# YOUR TASK:
Print out the entries below with no edits.

** Begin **

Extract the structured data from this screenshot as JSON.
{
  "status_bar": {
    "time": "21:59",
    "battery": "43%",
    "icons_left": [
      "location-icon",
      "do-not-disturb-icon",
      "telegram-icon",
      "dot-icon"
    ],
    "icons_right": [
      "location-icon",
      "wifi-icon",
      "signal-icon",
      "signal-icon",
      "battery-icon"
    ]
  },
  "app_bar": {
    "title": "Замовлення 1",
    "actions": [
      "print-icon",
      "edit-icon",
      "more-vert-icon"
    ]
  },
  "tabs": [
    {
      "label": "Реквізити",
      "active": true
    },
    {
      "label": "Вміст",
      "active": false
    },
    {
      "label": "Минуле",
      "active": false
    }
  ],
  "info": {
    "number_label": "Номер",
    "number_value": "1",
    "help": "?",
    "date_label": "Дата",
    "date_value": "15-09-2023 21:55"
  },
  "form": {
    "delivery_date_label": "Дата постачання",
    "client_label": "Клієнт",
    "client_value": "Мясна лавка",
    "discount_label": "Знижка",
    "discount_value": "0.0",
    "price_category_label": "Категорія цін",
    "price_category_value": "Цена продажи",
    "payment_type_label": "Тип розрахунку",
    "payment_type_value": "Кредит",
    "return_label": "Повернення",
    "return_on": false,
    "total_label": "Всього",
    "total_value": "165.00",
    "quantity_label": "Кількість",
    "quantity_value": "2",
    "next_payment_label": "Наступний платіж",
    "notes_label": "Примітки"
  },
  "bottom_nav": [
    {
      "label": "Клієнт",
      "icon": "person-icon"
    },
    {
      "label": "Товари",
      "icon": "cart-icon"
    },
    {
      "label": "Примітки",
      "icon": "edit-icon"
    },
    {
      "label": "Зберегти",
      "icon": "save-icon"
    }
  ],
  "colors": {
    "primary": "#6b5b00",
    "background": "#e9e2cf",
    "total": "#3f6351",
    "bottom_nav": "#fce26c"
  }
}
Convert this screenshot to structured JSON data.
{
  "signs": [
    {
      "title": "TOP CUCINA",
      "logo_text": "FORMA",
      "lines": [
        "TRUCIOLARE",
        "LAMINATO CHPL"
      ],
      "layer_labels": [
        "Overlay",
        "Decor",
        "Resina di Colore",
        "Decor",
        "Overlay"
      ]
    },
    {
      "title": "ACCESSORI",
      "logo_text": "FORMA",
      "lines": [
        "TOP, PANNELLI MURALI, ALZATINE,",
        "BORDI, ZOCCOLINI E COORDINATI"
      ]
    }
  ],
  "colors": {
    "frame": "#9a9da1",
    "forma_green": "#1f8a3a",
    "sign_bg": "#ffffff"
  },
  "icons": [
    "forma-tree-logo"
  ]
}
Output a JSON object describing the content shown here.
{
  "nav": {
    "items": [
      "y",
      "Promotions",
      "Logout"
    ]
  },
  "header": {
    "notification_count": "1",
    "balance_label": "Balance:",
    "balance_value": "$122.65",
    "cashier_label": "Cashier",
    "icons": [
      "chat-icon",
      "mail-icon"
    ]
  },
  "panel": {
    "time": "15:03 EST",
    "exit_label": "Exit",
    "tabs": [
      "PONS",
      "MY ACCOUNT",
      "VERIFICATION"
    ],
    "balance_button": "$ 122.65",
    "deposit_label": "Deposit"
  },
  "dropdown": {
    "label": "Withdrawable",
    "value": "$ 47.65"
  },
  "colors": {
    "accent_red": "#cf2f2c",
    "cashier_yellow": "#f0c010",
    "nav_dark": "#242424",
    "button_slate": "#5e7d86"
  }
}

** End **

# REPLY TO THE EXERCISE:
Extract the structured data from this screenshot as JSON.
{
  "status_bar": {
    "time": "21:59",
    "battery": "43%",
    "icons_left": [
      "location-icon",
      "do-not-disturb-icon",
      "telegram-icon",
      "dot-icon"
    ],
    "icons_right": [
      "location-icon",
      "wifi-icon",
      "signal-icon",
      "signal-icon",
      "battery-icon"
    ]
  },
  "app_bar": {
    "title": "Замовлення 1",
    "actions": [
      "print-icon",
      "edit-icon",
      "more-vert-icon"
    ]
  },
  "tabs": [
    {
      "label": "Реквізити",
      "active": true
    },
    {
      "label": "Вміст",
      "active": false
    },
    {
      "label": "Минуле",
      "active": false
    }
  ],
  "info": {
    "number_label": "Номер",
    "number_value": "1",
    "help": "?",
    "date_label": "Дата",
    "date_value": "15-09-2023 21:55"
  },
  "form": {
    "delivery_date_label": "Дата постачання",
    "client_label": "Клієнт",
    "client_value": "Мясна лавка",
    "discount_label": "Знижка",
    "discount_value": "0.0",
    "price_category_label": "Категорія цін",
    "price_category_value": "Цена продажи",
    "payment_type_label": "Тип розрахунку",
    "payment_type_value": "Кредит",
    "return_label": "Повернення",
    "return_on": false,
    "total_label": "Всього",
    "total_value": "165.00",
    "quantity_label": "Кількість",
    "quantity_value": "2",
    "next_payment_label": "Наступний платіж",
    "notes_label": "Примітки"
  },
  "bottom_nav": [
    {
      "label": "Клієнт",
      "icon": "person-icon"
    },
    {
      "label": "Товари",
      "icon": "cart-icon"
    },
    {
      "label": "Примітки",
      "icon": "edit-icon"
    },
    {
      "label": "Зберегти",
      "icon": "save-icon"
    }
  ],
  "colors": {
    "primary": "#6b5b00",
    "background": "#e9e2cf",
    "total": "#3f6351",
    "bottom_nav": "#fce26c"
  }
}
Convert this screenshot to structured JSON data.
{
  "signs": [
    {
      "title": "TOP CUCINA",
      "logo_text": "FORMA",
      "lines": [
        "TRUCIOLARE",
        "LAMINATO CHPL"
      ],
      "layer_labels": [
        "Overlay",
        "Decor",
        "Resina di Colore",
        "Decor",
        "Overlay"
      ]
    },
    {
      "title": "ACCESSORI",
      "logo_text": "FORMA",
      "lines": [
        "TOP, PANNELLI MURALI, ALZATINE,",
        "BORDI, ZOCCOLINI E COORDINATI"
      ]
    }
  ],
  "colors": {
    "frame": "#9a9da1",
    "forma_green": "#1f8a3a",
    "sign_bg": "#ffffff"
  },
  "icons": [
    "forma-tree-logo"
  ]
}
Output a JSON object describing the content shown here.
{
  "nav": {
    "items": [
      "y",
      "Promotions",
      "Logout"
    ]
  },
  "header": {
    "notification_count": "1",
    "balance_label": "Balance:",
    "balance_value": "$122.65",
    "cashier_label": "Cashier",
    "icons": [
      "chat-icon",
      "mail-icon"
    ]
  },
  "panel": {
    "time": "15:03 EST",
    "exit_label": "Exit",
    "tabs": [
      "PONS",
      "MY ACCOUNT",
      "VERIFICATION"
    ],
    "balance_button": "$ 122.65",
    "deposit_label": "Deposit"
  },
  "dropdown": {
    "label": "Withdrawable",
    "value": "$ 47.65"
  },
  "colors": {
    "accent_red": "#cf2f2c",
    "cashier_yellow": "#f0c010",
    "nav_dark": "#242424",
    "button_slate": "#5e7d86"
  }
}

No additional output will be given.